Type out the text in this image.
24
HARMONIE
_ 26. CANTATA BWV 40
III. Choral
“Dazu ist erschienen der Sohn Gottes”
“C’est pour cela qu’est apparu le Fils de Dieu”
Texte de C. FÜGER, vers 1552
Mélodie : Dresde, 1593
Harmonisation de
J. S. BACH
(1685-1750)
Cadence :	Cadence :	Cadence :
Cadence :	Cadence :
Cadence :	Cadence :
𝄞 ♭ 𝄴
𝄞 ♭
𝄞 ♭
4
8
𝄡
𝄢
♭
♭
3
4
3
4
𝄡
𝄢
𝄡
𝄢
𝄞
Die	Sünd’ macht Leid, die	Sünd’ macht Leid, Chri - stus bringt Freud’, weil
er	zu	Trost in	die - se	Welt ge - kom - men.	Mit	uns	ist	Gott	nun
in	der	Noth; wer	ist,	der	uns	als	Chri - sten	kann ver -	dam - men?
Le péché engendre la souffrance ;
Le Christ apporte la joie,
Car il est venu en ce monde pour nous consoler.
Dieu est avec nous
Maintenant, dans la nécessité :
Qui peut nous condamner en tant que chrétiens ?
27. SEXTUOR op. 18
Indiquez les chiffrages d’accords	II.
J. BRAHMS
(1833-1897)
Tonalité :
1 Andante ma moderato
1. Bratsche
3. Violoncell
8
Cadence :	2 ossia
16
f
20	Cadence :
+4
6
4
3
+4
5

———

◆ **Prompt**: Find the word "Cadence" in the entries above and gather every line that holds it.

◆ **Full response**:
Cadence :	Cadence :	Cadence :
Cadence :	Cadence :
Cadence :	Cadence :
Cadence :	2 ossia
20	Cadence :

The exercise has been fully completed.